Problem description. Give all of the lines again exactly as they read.

========

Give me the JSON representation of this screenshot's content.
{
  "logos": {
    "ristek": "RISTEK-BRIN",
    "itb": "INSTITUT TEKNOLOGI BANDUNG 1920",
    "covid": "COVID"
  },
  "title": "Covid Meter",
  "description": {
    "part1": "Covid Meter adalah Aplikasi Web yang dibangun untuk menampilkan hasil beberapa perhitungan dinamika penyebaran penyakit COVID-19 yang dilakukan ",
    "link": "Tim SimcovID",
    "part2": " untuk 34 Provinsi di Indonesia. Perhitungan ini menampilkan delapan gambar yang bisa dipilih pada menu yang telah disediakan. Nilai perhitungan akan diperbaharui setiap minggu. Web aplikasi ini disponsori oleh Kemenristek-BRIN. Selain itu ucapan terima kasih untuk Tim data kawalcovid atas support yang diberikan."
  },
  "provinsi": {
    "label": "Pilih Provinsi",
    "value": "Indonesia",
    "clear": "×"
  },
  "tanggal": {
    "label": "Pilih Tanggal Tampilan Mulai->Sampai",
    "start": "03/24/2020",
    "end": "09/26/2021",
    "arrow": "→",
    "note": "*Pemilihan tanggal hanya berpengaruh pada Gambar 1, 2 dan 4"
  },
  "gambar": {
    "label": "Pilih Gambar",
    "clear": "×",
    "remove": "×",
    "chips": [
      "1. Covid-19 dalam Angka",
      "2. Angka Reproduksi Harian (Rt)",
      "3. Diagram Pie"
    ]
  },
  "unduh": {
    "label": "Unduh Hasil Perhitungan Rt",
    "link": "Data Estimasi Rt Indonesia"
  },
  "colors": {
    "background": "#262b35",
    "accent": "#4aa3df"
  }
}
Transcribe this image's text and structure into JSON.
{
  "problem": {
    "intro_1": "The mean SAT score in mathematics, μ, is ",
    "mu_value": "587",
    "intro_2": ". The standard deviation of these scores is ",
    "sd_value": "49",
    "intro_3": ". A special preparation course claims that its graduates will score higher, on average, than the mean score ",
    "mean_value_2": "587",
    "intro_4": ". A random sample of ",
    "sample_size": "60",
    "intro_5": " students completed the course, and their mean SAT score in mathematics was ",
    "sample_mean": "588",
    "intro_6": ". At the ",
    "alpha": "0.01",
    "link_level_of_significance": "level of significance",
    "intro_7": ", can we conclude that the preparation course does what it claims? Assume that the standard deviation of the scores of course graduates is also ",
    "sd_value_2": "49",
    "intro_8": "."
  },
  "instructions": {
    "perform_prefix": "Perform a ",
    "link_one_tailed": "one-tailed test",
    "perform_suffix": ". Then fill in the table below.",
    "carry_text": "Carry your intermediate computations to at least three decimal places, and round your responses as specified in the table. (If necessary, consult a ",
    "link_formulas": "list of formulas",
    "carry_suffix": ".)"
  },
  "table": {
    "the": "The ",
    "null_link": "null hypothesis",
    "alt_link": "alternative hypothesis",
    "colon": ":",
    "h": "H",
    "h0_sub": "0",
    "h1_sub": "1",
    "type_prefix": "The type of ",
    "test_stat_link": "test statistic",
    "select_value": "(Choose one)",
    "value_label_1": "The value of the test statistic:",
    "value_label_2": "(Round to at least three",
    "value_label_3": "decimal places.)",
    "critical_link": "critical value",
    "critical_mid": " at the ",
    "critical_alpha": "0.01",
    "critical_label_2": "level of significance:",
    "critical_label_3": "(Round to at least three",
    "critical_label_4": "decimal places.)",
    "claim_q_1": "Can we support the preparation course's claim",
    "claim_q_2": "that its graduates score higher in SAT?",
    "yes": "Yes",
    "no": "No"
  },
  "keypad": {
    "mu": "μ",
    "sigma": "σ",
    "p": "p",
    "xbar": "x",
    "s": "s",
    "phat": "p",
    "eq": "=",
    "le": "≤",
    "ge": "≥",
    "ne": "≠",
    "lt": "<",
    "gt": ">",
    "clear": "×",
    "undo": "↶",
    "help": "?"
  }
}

========

Solution to this task.
Give me the JSON representation of this screenshot's content.
{
  "logos": {
    "ristek": "RISTEK-BRIN",
    "itb": "INSTITUT TEKNOLOGI BANDUNG 1920",
    "covid": "COVID"
  },
  "title": "Covid Meter",
  "description": {
    "part1": "Covid Meter adalah Aplikasi Web yang dibangun untuk menampilkan hasil beberapa perhitungan dinamika penyebaran penyakit COVID-19 yang dilakukan ",
    "link": "Tim SimcovID",
    "part2": " untuk 34 Provinsi di Indonesia. Perhitungan ini menampilkan delapan gambar yang bisa dipilih pada menu yang telah disediakan. Nilai perhitungan akan diperbaharui setiap minggu. Web aplikasi ini disponsori oleh Kemenristek-BRIN. Selain itu ucapan terima kasih untuk Tim data kawalcovid atas support yang diberikan."
  },
  "provinsi": {
    "label": "Pilih Provinsi",
    "value": "Indonesia",
    "clear": "×"
  },
  "tanggal": {
    "label": "Pilih Tanggal Tampilan Mulai->Sampai",
    "start": "03/24/2020",
    "end": "09/26/2021",
    "arrow": "→",
    "note": "*Pemilihan tanggal hanya berpengaruh pada Gambar 1, 2 dan 4"
  },
  "gambar": {
    "label": "Pilih Gambar",
    "clear": "×",
    "remove": "×",
    "chips": [
      "1. Covid-19 dalam Angka",
      "2. Angka Reproduksi Harian (Rt)",
      "3. Diagram Pie"
    ]
  },
  "unduh": {
    "label": "Unduh Hasil Perhitungan Rt",
    "link": "Data Estimasi Rt Indonesia"
  },
  "colors": {
    "background": "#262b35",
    "accent": "#4aa3df"
  }
}
Transcribe this image's text and structure into JSON.
{
  "problem": {
    "intro_1": "The mean SAT score in mathematics, μ, is ",
    "mu_value": "587",
    "intro_2": ". The standard deviation of these scores is ",
    "sd_value": "49",
    "intro_3": ". A special preparation course claims that its graduates will score higher, on average, than the mean score ",
    "mean_value_2": "587",
    "intro_4": ". A random sample of ",
    "sample_size": "60",
    "intro_5": " students completed the course, and their mean SAT score in mathematics was ",
    "sample_mean": "588",
    "intro_6": ". At the ",
    "alpha": "0.01",
    "link_level_of_significance": "level of significance",
    "intro_7": ", can we conclude that the preparation course does what it claims? Assume that the standard deviation of the scores of course graduates is also ",
    "sd_value_2": "49",
    "intro_8": "."
  },
  "instructions": {
    "perform_prefix": "Perform a ",
    "link_one_tailed": "one-tailed test",
    "perform_suffix": ". Then fill in the table below.",
    "carry_text": "Carry your intermediate computations to at least three decimal places, and round your responses as specified in the table. (If necessary, consult a ",
    "link_formulas": "list of formulas",
    "carry_suffix": ".)"
  },
  "table": {
    "the": "The ",
    "null_link": "null hypothesis",
    "alt_link": "alternative hypothesis",
    "colon": ":",
    "h": "H",
    "h0_sub": "0",
    "h1_sub": "1",
    "type_prefix": "The type of ",
    "test_stat_link": "test statistic",
    "select_value": "(Choose one)",
    "value_label_1": "The value of the test statistic:",
    "value_label_2": "(Round to at least three",
    "value_label_3": "decimal places.)",
    "critical_link": "critical value",
    "critical_mid": " at the ",
    "critical_alpha": "0.01",
    "critical_label_2": "level of significance:",
    "critical_label_3": "(Round to at least three",
    "critical_label_4": "decimal places.)",
    "claim_q_1": "Can we support the preparation course's claim",
    "claim_q_2": "that its graduates score higher in SAT?",
    "yes": "Yes",
    "no": "No"
  },
  "keypad": {
    "mu": "μ",
    "sigma": "σ",
    "p": "p",
    "xbar": "x",
    "s": "s",
    "phat": "p",
    "eq": "=",
    "le": "≤",
    "ge": "≥",
    "ne": "≠",
    "lt": "<",
    "gt": ">",
    "clear": "×",
    "undo": "↶",
    "help": "?"
  }
}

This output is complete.